» Aim of the task: Could you print all the entries exactly?

Data records
****************************************

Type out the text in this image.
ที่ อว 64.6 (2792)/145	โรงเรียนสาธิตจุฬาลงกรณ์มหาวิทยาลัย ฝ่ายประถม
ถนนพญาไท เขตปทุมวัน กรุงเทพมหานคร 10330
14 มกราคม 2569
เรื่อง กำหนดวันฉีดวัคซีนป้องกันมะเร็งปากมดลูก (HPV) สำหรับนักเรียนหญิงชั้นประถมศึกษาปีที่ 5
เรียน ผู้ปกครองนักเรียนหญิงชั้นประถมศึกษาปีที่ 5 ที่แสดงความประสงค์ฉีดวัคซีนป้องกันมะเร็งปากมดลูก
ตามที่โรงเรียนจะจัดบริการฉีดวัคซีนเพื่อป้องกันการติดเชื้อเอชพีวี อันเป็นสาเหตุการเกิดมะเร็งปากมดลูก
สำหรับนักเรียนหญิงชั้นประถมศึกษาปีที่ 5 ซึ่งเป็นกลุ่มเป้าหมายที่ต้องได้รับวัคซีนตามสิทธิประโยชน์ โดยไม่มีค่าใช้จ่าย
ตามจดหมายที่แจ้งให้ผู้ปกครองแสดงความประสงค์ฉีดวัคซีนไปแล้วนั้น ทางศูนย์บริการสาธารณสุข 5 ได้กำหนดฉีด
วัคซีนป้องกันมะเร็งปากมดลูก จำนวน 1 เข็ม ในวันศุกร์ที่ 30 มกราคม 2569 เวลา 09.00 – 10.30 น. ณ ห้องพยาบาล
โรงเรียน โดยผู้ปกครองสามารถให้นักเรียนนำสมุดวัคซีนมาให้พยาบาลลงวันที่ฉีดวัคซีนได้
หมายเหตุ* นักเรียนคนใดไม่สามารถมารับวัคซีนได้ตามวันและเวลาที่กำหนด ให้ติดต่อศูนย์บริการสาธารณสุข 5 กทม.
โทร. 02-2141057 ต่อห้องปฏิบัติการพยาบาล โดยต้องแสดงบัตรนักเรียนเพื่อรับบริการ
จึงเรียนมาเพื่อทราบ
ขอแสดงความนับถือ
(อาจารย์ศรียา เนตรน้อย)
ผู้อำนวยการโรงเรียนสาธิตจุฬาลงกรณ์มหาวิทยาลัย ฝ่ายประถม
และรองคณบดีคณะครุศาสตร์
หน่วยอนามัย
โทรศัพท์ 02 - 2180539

****************************************

» Complete response:
Type out the text in this image.
ที่ อว 64.6 (2792)/145	โรงเรียนสาธิตจุฬาลงกรณ์มหาวิทยาลัย ฝ่ายประถม
ถนนพญาไท เขตปทุมวัน กรุงเทพมหานคร 10330
14 มกราคม 2569
เรื่อง กำหนดวันฉีดวัคซีนป้องกันมะเร็งปากมดลูก (HPV) สำหรับนักเรียนหญิงชั้นประถมศึกษาปีที่ 5
เรียน ผู้ปกครองนักเรียนหญิงชั้นประถมศึกษาปีที่ 5 ที่แสดงความประสงค์ฉีดวัคซีนป้องกันมะเร็งปากมดลูก
ตามที่โรงเรียนจะจัดบริการฉีดวัคซีนเพื่อป้องกันการติดเชื้อเอชพีวี อันเป็นสาเหตุการเกิดมะเร็งปากมดลูก
สำหรับนักเรียนหญิงชั้นประถมศึกษาปีที่ 5 ซึ่งเป็นกลุ่มเป้าหมายที่ต้องได้รับวัคซีนตามสิทธิประโยชน์ โดยไม่มีค่าใช้จ่าย
ตามจดหมายที่แจ้งให้ผู้ปกครองแสดงความประสงค์ฉีดวัคซีนไปแล้วนั้น ทางศูนย์บริการสาธารณสุข 5 ได้กำหนดฉีด
วัคซีนป้องกันมะเร็งปากมดลูก จำนวน 1 เข็ม ในวันศุกร์ที่ 30 มกราคม 2569 เวลา 09.00 – 10.30 น. ณ ห้องพยาบาล
โรงเรียน โดยผู้ปกครองสามารถให้นักเรียนนำสมุดวัคซีนมาให้พยาบาลลงวันที่ฉีดวัคซีนได้
หมายเหตุ* นักเรียนคนใดไม่สามารถมารับวัคซีนได้ตามวันและเวลาที่กำหนด ให้ติดต่อศูนย์บริการสาธารณสุข 5 กทม.
โทร. 02-2141057 ต่อห้องปฏิบัติการพยาบาล โดยต้องแสดงบัตรนักเรียนเพื่อรับบริการ
จึงเรียนมาเพื่อทราบ
ขอแสดงความนับถือ
(อาจารย์ศรียา เนตรน้อย)
ผู้อำนวยการโรงเรียนสาธิตจุฬาลงกรณ์มหาวิทยาลัย ฝ่ายประถม
และรองคณบดีคณะครุศาสตร์
หน่วยอนามัย
โทรศัพท์ 02 - 2180539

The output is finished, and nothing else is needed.